# [Problem to work on]
Repeat the whole listing exactly.

# [Provided data]
##############################

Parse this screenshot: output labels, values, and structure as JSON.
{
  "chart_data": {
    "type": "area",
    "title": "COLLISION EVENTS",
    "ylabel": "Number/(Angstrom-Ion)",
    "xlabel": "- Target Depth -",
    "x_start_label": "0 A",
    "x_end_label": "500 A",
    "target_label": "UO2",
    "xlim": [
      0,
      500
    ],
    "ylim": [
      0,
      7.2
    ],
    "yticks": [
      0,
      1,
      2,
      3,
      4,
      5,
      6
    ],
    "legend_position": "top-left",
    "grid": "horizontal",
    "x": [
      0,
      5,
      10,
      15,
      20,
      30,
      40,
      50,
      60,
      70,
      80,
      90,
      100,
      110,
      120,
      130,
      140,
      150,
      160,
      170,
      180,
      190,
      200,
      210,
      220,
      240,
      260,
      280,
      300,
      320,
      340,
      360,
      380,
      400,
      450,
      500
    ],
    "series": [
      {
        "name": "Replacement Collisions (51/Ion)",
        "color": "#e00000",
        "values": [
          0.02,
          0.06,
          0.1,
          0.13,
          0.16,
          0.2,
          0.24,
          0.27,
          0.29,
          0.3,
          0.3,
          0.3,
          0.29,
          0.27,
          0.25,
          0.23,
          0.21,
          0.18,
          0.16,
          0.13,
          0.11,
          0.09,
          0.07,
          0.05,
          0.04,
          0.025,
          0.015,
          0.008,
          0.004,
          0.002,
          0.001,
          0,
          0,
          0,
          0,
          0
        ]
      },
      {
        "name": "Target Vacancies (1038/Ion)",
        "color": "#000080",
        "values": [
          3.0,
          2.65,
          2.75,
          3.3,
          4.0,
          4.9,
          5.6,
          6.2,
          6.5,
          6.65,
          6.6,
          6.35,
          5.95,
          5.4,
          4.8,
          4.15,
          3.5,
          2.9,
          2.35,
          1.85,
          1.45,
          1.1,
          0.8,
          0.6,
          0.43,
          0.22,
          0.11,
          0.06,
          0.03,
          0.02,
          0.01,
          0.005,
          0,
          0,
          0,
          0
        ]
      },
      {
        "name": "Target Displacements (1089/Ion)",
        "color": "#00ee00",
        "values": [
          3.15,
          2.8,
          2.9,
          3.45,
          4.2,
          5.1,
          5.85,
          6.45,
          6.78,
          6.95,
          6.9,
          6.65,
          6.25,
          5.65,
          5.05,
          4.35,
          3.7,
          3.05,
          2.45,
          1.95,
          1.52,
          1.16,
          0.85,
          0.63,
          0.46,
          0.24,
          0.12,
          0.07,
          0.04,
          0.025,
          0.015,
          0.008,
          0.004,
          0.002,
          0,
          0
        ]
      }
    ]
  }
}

##############################

# [In response]
Parse this screenshot: output labels, values, and structure as JSON.
{
  "chart_data": {
    "type": "area",
    "title": "COLLISION EVENTS",
    "ylabel": "Number/(Angstrom-Ion)",
    "xlabel": "- Target Depth -",
    "x_start_label": "0 A",
    "x_end_label": "500 A",
    "target_label": "UO2",
    "xlim": [
      0,
      500
    ],
    "ylim": [
      0,
      7.2
    ],
    "yticks": [
      0,
      1,
      2,
      3,
      4,
      5,
      6
    ],
    "legend_position": "top-left",
    "grid": "horizontal",
    "x": [
      0,
      5,
      10,
      15,
      20,
      30,
      40,
      50,
      60,
      70,
      80,
      90,
      100,
      110,
      120,
      130,
      140,
      150,
      160,
      170,
      180,
      190,
      200,
      210,
      220,
      240,
      260,
      280,
      300,
      320,
      340,
      360,
      380,
      400,
      450,
      500
    ],
    "series": [
      {
        "name": "Replacement Collisions (51/Ion)",
        "color": "#e00000",
        "values": [
          0.02,
          0.06,
          0.1,
          0.13,
          0.16,
          0.2,
          0.24,
          0.27,
          0.29,
          0.3,
          0.3,
          0.3,
          0.29,
          0.27,
          0.25,
          0.23,
          0.21,
          0.18,
          0.16,
          0.13,
          0.11,
          0.09,
          0.07,
          0.05,
          0.04,
          0.025,
          0.015,
          0.008,
          0.004,
          0.002,
          0.001,
          0,
          0,
          0,
          0,
          0
        ]
      },
      {
        "name": "Target Vacancies (1038/Ion)",
        "color": "#000080",
        "values": [
          3.0,
          2.65,
          2.75,
          3.3,
          4.0,
          4.9,
          5.6,
          6.2,
          6.5,
          6.65,
          6.6,
          6.35,
          5.95,
          5.4,
          4.8,
          4.15,
          3.5,
          2.9,
          2.35,
          1.85,
          1.45,
          1.1,
          0.8,
          0.6,
          0.43,
          0.22,
          0.11,
          0.06,
          0.03,
          0.02,
          0.01,
          0.005,
          0,
          0,
          0,
          0
        ]
      },
      {
        "name": "Target Displacements (1089/Ion)",
        "color": "#00ee00",
        "values": [
          3.15,
          2.8,
          2.9,
          3.45,
          4.2,
          5.1,
          5.85,
          6.45,
          6.78,
          6.95,
          6.9,
          6.65,
          6.25,
          5.65,
          5.05,
          4.35,
          3.7,
          3.05,
          2.45,
          1.95,
          1.52,
          1.16,
          0.85,
          0.63,
          0.46,
          0.24,
          0.12,
          0.07,
          0.04,
          0.025,
          0.015,
          0.008,
          0.004,
          0.002,
          0,
          0
        ]
      }
    ]
  }
}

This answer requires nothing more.